» **DOCUMENT SECTION**:
+ + + + + + +

You saved smartly for retirement—contributing to a traditional 401(k) or IRA to give your savings the chance to grow tax deferred until you retired. Now the time to take out that money is here. Every year, once you’re age 70½ or older, you generally need to withdraw a certain amount of money from your traditional IRA, 401(k), or other workplace savings account. It’s important to determine how these minimum required distributions—known as MRDs or RMDs—fit into your retirement income plan.
“Making the best use of your MRDs can help avoid costly mistakes. If you don’t absolutely need that money for living expenses, you can make some decisions about the best way to use it,” says Ken Hevert, Fidelity senior vice president of retirement products.
While the IRS requires you to take MRDs, you have some flexibility on timing and what to do with the money. For instance, if you don’t need it for living expenses, you may want to give it to your heirs or a charity, or reinvest it.
It’s also important to keep in mind that MRDs are usually taxed as ordinary income. However, if you’ve made after-tax contributions to these accounts, part of the distribution may be nontaxable. Also, Roth IRAs do not have MRDs during your lifetime.
Here are four key questions that can help you come up with an MRD strategy.
|1.||Do you need the money to cover living expenses?|
“If you’re planning to spend your MRDs, one big consideration is managing your cash flow,” explains Hevert. “You may want to consider having the money sent directly to a cash management or bank account that provides easy access to the money.”
Having the money automatically distributed to a cash management or taxable brokerage account also helps to ensure that your MRD requirement will be met by the deadline of December 31 each year, avoiding an IRS penalty on missed or underfunded distributions.
When planning your budget, bear in mind that you’ll generally owe income tax on any MRDs and other distributions from traditional retirement accounts. You can have taxes automatically withheld from your MRDs. If you choose not to do this, make sure you set aside money for tax time, and be careful—sometimes underwithholding can result in a tax penalty.
There are a few different withdrawal methods that you may want to consider to help you meet your MRD requirement:
Annual recalculation: This approach generally requires annual distributions from your account based on your life expectancy. It is recalculated each year.
Purchasing an income annuity: The purchase of an annuity can help turn your IRA assets into a stream of income payments that’s guaranteed1 for life; this takes care of MRDs at the same time.2 (There are a number of limitations on the types of annuities that can be used to satisfy MRDs, so be sure to check with a tax professional.) Additionally, only the amount used to purchase the annuity may satisfy your MRD requirement. If you have other IRA accounts, you will still need to meet required distributions for them.

+ + + + + + +

» **SHORT TASK 1**:
According to the article on required minimum distributions, what is the yearly deadline for meeting the MRD requirement?
» **SHORT TASK 2**:
Set down the part of the article on required minimum distributions that opens with the words containing "There are a few" and closes with "recalculated each year.".
The rows that come next are separate material, apart from the article on required minimum distributions.

+ + + + + + +

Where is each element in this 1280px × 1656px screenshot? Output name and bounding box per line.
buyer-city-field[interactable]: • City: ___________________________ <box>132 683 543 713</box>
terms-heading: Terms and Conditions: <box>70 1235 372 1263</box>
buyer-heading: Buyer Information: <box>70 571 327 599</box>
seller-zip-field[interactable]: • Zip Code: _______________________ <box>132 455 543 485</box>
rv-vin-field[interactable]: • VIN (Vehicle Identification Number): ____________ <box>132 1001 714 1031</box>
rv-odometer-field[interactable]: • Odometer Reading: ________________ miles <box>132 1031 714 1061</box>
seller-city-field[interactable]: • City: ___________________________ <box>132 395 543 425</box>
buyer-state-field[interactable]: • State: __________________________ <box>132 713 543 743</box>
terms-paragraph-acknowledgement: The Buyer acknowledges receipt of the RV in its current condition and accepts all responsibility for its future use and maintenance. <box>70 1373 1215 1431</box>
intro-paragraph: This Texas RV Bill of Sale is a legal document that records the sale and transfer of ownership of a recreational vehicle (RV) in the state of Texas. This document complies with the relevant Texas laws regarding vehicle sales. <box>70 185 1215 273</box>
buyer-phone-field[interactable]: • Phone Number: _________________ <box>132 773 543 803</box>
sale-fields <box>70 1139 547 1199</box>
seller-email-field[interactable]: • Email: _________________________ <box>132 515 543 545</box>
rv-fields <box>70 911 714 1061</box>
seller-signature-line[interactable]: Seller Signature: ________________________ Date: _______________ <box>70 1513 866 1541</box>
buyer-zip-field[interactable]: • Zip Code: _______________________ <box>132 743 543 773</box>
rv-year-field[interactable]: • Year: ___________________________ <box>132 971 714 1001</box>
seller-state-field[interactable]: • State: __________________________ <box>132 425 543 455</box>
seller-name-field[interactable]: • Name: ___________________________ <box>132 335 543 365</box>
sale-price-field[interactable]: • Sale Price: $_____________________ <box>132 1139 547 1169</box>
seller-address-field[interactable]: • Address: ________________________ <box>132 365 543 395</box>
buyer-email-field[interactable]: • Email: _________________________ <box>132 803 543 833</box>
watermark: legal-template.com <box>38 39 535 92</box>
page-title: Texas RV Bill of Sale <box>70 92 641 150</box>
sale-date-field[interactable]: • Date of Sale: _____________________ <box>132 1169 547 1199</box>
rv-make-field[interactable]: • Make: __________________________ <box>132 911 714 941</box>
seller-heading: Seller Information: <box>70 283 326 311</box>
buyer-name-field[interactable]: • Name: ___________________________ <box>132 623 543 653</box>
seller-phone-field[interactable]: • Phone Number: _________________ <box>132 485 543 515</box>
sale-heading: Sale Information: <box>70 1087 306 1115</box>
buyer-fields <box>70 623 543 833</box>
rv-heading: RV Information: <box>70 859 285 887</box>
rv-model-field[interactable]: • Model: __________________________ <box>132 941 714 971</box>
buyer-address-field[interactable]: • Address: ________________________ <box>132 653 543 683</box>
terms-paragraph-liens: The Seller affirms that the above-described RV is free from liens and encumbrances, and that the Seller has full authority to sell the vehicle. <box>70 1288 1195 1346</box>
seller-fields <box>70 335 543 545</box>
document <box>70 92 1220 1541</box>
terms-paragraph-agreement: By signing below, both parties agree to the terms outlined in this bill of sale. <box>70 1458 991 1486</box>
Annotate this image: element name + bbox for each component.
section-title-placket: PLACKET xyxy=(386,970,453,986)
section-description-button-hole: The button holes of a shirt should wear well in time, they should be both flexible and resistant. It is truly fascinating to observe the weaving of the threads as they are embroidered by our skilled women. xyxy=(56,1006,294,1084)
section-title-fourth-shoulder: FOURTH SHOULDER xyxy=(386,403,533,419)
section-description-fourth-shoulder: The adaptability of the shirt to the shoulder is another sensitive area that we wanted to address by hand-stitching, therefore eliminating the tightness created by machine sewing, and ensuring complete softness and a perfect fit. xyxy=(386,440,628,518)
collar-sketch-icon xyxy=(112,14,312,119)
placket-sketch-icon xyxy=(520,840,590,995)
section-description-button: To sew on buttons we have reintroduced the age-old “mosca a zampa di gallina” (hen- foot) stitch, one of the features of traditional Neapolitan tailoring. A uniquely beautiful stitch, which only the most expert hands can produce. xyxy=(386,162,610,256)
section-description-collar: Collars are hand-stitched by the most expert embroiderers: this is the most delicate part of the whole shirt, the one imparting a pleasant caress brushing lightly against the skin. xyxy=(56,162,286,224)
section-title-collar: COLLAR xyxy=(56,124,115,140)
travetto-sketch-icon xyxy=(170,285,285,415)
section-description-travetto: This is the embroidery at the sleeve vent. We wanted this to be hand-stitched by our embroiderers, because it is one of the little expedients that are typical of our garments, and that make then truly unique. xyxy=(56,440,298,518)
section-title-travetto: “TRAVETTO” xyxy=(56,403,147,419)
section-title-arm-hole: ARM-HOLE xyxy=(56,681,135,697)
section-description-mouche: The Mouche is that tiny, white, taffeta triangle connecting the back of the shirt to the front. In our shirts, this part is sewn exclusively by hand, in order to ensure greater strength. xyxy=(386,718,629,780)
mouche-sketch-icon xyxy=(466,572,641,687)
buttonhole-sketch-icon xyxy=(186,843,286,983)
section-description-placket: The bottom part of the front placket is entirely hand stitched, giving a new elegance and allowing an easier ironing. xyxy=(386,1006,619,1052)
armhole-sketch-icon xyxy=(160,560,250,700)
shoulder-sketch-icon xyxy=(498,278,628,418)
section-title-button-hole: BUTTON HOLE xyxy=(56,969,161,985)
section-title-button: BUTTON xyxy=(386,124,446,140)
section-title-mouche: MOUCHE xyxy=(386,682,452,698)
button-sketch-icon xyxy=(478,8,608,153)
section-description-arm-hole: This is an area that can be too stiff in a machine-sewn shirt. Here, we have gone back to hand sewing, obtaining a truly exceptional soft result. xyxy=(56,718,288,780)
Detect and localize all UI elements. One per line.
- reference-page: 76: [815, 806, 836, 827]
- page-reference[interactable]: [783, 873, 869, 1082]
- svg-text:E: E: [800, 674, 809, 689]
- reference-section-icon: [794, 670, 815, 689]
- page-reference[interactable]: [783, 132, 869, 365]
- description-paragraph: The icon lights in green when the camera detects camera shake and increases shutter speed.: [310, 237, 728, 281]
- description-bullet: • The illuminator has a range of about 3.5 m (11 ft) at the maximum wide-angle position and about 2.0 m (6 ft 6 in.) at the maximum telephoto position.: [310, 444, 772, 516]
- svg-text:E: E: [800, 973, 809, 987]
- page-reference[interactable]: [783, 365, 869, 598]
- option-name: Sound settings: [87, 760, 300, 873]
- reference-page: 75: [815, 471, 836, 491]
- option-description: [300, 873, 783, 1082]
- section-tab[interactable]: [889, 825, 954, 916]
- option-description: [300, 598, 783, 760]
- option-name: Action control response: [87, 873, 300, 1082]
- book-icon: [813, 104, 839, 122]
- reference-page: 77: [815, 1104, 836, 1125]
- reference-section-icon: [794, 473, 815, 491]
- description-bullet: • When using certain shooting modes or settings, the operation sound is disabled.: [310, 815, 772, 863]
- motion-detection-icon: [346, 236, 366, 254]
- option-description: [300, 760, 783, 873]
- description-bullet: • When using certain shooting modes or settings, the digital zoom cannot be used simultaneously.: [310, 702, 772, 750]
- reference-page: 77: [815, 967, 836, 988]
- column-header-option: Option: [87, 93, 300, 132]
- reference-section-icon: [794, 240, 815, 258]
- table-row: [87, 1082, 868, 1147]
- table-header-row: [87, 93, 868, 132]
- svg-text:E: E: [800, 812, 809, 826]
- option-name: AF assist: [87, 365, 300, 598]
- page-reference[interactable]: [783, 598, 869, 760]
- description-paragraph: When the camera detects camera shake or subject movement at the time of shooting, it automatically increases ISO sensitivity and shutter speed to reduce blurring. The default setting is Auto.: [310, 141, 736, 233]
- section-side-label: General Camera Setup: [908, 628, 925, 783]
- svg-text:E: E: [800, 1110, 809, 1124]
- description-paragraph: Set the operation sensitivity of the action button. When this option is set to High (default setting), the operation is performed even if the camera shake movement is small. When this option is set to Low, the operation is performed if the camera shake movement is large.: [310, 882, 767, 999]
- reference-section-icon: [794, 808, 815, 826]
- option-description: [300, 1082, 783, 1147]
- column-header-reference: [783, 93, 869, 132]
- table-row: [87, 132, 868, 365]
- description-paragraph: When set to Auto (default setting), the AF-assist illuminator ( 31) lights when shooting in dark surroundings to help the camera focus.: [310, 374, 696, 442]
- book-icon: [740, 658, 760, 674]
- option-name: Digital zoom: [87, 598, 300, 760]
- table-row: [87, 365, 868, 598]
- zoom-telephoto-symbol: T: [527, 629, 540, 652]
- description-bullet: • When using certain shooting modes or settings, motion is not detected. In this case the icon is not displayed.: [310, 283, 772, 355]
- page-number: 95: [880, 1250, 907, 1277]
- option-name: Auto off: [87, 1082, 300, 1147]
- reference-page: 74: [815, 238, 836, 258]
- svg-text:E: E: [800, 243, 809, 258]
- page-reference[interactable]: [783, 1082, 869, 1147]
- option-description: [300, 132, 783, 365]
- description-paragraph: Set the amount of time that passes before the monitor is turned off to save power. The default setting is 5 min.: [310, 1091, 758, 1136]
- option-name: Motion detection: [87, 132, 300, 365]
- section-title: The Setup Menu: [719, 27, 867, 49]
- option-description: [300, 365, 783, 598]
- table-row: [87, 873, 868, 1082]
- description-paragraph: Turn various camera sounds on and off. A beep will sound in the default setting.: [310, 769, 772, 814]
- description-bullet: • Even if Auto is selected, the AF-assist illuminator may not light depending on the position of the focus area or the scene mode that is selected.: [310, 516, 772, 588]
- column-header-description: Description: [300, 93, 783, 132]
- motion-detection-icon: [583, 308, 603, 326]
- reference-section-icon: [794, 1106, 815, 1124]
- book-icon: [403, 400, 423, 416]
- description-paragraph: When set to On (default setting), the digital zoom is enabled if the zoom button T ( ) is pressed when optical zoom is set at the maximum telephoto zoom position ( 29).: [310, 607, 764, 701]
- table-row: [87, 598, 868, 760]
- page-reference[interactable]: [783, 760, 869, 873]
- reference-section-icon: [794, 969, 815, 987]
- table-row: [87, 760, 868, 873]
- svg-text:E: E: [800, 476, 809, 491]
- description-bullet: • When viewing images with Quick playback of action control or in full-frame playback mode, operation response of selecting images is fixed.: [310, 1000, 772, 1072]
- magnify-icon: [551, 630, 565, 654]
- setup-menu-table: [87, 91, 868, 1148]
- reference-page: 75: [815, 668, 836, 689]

+ + + + + + +

» **WORKED ANSWER 1**:
December 31

» **WORKED ANSWER 2**:
There are a few different withdrawal methods that you may want to consider to help you meet your MRD requirement:
Annual recalculation: This approach generally requires annual distributions from your account based on your life expectancy. It is recalculated each year.